Exercise goal
Across the entries below, how many lines contain the word "manual"? Give the number alone.

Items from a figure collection
>> Start
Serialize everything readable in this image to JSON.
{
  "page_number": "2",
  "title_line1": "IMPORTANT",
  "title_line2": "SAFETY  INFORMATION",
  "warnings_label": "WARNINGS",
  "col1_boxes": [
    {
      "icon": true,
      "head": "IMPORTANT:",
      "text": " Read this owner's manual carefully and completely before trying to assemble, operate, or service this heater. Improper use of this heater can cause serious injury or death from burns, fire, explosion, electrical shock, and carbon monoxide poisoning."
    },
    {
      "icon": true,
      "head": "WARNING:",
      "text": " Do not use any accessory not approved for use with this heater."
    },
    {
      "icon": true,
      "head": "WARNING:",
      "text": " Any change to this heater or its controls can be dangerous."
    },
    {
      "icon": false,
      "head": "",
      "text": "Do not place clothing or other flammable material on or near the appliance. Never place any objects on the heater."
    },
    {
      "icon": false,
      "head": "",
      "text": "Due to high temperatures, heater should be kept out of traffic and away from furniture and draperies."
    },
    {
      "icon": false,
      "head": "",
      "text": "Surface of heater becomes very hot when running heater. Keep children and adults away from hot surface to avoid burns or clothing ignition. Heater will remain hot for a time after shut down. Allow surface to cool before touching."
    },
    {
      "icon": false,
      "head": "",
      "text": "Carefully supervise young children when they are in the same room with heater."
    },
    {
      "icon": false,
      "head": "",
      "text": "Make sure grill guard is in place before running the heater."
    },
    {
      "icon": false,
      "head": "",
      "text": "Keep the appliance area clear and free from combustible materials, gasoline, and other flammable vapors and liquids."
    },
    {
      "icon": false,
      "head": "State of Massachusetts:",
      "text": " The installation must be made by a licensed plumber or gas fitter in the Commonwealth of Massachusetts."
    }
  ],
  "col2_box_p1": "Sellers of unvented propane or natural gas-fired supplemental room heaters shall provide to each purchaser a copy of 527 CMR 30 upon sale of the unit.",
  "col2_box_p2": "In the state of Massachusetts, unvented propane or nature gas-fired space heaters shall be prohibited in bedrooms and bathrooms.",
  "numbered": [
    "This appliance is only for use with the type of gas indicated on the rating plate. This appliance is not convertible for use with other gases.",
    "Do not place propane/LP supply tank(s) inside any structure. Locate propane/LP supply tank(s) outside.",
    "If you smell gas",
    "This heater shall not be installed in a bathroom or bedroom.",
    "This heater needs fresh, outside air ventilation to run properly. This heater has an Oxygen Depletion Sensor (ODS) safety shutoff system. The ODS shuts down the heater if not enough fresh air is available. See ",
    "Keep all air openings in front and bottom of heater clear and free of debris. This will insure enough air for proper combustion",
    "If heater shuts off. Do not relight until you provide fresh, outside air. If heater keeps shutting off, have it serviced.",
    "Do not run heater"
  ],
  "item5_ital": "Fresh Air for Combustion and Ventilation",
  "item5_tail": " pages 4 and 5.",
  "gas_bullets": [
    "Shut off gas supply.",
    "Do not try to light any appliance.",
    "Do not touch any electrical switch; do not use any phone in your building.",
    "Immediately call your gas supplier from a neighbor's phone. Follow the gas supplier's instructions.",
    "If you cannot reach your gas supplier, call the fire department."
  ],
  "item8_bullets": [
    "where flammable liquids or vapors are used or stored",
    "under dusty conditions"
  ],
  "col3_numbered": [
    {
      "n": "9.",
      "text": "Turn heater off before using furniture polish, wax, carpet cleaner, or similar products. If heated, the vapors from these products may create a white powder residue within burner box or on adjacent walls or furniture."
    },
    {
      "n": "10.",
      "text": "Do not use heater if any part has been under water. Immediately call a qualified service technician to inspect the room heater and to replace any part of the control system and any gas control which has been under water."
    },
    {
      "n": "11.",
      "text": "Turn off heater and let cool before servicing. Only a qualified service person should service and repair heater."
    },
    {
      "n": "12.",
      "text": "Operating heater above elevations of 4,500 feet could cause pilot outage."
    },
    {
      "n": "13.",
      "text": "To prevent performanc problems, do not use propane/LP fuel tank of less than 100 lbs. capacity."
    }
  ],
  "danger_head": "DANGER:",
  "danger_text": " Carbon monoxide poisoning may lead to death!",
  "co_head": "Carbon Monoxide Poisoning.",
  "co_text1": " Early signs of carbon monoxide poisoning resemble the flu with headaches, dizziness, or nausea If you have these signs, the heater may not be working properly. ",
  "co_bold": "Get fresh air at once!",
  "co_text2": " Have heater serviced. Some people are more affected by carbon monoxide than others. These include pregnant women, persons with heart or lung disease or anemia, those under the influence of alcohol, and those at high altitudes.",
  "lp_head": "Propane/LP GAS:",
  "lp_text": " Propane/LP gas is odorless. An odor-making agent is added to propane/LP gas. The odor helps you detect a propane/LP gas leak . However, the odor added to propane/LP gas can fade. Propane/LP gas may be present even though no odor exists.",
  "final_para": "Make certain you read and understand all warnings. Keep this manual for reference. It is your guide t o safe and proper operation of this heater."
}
>> End
>> Start
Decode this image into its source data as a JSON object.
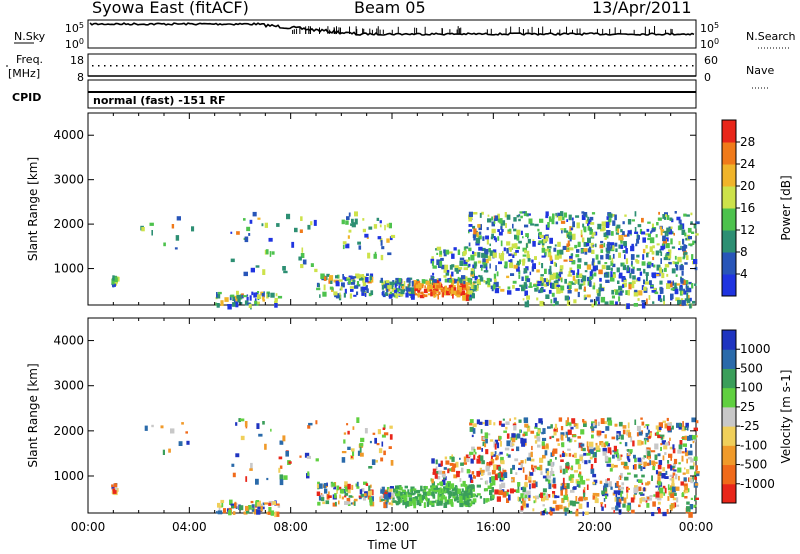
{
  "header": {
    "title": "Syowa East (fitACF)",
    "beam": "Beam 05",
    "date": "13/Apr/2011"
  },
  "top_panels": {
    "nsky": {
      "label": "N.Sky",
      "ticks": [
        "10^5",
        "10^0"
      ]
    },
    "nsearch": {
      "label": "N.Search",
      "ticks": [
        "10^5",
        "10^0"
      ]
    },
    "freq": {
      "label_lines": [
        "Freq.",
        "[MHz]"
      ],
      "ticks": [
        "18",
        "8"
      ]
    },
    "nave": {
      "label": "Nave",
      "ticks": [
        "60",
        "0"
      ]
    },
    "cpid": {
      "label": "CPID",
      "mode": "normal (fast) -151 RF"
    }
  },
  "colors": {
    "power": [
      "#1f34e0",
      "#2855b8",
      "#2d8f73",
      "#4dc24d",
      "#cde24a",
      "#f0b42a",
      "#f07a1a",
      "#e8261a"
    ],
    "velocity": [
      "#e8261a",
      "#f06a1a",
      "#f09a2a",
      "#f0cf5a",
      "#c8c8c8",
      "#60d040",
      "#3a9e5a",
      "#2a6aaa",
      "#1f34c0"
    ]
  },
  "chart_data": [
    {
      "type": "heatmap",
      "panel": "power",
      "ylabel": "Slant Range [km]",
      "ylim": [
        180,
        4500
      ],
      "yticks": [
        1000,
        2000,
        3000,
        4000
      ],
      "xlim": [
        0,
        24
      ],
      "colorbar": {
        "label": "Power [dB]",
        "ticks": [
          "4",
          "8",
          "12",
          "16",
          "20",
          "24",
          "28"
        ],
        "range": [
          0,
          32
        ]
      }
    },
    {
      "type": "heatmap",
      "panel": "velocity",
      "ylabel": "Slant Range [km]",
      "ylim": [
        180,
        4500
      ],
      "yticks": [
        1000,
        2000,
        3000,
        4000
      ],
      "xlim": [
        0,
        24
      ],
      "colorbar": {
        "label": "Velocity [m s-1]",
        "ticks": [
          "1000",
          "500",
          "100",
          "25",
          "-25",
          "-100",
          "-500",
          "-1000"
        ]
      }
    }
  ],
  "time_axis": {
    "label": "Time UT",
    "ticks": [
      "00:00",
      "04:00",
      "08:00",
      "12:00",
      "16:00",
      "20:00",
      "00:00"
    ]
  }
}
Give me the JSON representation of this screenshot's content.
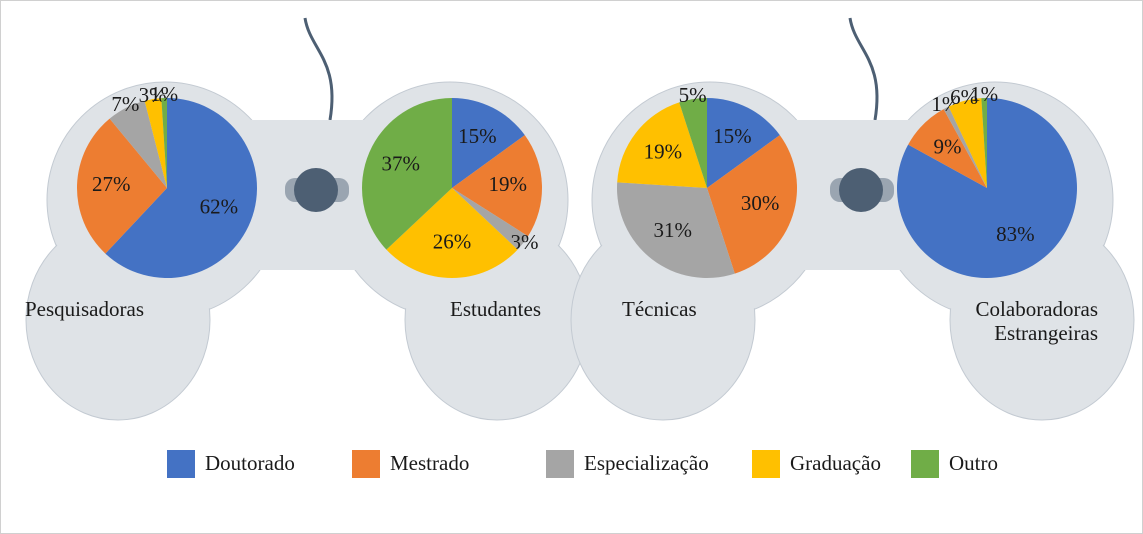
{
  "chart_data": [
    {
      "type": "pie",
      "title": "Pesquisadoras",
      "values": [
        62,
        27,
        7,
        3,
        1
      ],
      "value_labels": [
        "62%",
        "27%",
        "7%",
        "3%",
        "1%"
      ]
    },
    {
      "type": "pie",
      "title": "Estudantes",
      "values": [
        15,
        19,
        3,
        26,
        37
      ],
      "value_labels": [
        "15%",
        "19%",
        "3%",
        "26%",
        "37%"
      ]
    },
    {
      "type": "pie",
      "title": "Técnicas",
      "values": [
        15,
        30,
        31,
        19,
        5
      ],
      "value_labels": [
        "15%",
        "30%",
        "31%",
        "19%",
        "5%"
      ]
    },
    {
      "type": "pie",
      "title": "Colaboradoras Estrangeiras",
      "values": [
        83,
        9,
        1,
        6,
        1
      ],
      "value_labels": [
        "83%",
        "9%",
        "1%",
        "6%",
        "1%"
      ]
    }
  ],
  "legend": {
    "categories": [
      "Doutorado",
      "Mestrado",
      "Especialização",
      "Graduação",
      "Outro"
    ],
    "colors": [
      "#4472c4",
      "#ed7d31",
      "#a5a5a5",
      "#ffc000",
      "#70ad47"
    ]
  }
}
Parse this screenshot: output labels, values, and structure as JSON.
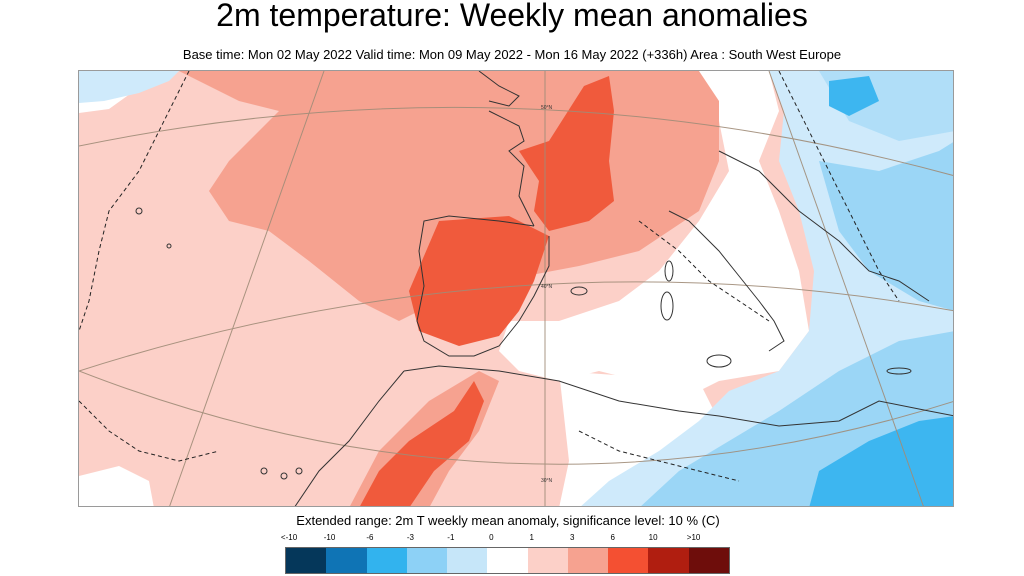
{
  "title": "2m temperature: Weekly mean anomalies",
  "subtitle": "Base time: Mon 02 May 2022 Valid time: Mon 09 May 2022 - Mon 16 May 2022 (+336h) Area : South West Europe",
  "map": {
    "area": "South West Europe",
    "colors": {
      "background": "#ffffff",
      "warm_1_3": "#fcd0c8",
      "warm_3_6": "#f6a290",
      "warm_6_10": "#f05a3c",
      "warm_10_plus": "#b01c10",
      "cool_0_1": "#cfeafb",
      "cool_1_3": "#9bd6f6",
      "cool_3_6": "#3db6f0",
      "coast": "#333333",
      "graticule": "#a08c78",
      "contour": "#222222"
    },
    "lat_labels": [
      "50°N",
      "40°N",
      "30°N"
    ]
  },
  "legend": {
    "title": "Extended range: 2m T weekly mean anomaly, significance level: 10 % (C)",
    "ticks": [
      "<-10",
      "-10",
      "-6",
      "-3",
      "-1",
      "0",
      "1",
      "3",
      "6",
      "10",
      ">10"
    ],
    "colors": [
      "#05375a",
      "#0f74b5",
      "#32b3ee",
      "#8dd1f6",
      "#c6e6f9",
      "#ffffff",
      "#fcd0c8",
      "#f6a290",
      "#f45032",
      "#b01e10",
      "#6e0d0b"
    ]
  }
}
>> End
Exercise answer
2